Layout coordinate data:
====

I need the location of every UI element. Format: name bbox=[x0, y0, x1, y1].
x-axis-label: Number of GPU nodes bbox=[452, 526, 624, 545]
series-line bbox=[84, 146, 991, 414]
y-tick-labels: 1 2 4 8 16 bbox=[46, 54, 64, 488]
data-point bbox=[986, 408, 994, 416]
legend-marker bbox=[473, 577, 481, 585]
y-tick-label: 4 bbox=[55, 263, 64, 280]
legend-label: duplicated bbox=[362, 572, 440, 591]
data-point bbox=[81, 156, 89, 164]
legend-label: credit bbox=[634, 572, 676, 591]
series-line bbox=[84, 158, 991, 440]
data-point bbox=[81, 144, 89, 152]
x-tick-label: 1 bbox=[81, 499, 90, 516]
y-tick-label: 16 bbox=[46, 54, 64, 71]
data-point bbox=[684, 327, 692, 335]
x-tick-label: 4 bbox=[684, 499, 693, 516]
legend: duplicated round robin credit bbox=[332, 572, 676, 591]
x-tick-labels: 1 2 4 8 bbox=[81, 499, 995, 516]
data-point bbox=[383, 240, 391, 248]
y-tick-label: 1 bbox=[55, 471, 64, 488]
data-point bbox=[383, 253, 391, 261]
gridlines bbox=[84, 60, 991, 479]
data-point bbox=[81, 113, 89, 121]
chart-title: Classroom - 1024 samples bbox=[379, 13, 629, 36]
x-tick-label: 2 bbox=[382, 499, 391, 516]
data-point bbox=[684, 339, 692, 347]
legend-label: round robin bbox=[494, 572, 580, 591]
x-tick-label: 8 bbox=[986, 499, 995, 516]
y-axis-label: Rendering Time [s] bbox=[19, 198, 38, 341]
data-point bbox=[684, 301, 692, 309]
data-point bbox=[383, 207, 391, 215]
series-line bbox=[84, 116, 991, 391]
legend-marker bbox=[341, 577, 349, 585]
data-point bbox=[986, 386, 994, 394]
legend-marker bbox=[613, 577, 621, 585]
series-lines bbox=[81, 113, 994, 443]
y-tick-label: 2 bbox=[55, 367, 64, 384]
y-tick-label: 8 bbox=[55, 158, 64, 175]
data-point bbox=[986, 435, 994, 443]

====

What is required: Format everything from the beginning of the records down to the line containing "legend-label: duplicated bbox=[362, 572, 440, 591]" as a JSON list of strings, with one string for each line and any blank lines omitted.

Answer to the exercise:
[
  "I need the location of every UI element. Format: name bbox=[x0, y0, x1, y1].",
  "x-axis-label: Number of GPU nodes bbox=[452, 526, 624, 545]",
  "series-line bbox=[84, 146, 991, 414]",
  "y-tick-labels: 1 2 4 8 16 bbox=[46, 54, 64, 488]",
  "data-point bbox=[986, 408, 994, 416]",
  "legend-marker bbox=[473, 577, 481, 585]",
  "y-tick-label: 4 bbox=[55, 263, 64, 280]",
  "legend-label: duplicated bbox=[362, 572, 440, 591]"
]